WHAT THE EXERCISE ASKS
Identify all lines of the data containing the string "collection" and copy them.

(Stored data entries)
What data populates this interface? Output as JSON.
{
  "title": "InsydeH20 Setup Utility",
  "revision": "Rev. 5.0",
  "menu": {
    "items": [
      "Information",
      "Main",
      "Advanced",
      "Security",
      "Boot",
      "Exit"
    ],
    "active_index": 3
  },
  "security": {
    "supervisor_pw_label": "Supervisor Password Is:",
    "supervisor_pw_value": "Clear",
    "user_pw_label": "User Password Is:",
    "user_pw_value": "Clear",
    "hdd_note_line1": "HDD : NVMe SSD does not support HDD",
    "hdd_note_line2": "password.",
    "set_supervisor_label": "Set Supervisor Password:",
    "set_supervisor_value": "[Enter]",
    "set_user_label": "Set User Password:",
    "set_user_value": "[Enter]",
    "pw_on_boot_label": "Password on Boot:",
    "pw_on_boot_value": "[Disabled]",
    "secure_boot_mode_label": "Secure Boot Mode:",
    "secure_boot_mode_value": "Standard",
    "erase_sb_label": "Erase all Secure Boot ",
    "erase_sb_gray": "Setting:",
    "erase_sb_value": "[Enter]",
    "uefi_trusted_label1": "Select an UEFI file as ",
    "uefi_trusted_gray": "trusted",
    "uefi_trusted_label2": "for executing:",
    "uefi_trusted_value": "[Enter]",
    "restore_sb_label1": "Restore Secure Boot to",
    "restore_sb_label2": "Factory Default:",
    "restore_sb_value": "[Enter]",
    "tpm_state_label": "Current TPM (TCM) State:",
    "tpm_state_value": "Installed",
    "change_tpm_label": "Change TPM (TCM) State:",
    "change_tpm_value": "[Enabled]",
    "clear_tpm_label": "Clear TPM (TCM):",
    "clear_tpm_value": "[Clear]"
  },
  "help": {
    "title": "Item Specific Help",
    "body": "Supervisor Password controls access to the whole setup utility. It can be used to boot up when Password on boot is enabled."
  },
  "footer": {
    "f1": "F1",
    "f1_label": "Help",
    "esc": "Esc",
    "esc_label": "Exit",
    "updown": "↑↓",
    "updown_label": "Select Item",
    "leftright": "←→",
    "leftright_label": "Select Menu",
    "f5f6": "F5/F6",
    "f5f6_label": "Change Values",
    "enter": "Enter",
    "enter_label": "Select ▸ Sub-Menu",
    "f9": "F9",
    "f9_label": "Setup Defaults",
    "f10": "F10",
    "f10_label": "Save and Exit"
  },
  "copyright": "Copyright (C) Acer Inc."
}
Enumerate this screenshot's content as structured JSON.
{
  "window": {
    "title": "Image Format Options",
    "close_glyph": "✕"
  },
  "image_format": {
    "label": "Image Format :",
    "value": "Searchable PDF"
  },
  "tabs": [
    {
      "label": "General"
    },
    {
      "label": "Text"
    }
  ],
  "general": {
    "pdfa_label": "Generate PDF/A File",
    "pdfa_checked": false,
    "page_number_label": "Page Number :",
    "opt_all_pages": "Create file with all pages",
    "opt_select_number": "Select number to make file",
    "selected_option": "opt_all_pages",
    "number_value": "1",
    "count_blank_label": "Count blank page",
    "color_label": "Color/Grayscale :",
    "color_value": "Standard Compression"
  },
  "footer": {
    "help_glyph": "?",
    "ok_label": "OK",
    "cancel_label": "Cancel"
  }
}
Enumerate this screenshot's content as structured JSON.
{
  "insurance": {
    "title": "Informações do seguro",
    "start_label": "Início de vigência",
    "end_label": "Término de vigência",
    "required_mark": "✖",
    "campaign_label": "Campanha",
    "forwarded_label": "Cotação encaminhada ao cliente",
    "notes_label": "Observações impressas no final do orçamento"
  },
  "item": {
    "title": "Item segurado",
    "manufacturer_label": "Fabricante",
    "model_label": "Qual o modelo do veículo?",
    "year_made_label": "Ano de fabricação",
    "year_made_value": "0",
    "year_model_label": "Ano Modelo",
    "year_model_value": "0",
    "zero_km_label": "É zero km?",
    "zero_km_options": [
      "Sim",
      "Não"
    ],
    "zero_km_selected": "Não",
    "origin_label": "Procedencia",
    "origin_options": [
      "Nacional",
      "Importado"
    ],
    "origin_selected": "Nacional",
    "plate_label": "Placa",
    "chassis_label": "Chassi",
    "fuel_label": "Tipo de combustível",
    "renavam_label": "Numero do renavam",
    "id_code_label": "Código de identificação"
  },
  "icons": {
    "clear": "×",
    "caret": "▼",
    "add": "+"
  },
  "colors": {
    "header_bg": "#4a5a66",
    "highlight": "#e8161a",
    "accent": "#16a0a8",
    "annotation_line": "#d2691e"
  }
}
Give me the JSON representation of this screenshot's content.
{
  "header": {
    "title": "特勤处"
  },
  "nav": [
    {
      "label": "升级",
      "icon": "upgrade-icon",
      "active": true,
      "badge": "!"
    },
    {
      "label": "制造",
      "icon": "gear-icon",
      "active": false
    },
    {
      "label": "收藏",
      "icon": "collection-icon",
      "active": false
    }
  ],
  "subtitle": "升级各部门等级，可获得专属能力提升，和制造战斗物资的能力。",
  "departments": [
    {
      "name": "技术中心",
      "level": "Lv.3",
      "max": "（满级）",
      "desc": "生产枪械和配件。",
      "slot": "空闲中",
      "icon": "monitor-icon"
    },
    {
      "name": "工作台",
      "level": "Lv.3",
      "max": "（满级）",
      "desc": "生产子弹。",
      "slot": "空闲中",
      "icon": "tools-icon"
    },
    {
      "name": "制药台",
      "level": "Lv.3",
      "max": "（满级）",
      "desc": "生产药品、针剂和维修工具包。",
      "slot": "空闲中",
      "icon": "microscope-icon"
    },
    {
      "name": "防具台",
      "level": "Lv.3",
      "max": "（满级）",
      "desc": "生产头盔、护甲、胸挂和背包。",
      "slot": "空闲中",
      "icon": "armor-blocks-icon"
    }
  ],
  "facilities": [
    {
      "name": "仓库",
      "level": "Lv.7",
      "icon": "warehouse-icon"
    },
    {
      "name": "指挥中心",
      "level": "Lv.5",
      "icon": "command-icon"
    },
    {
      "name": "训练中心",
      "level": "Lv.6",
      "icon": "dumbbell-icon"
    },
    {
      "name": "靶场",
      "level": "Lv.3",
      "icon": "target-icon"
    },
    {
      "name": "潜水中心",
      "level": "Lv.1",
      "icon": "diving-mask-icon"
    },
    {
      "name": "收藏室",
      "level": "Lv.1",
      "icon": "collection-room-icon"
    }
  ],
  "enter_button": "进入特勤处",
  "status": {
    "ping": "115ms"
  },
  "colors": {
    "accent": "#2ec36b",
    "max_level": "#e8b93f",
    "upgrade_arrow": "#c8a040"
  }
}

PROBLEM SOLUTION
      "icon": "collection-icon",
      "icon": "collection-room-icon"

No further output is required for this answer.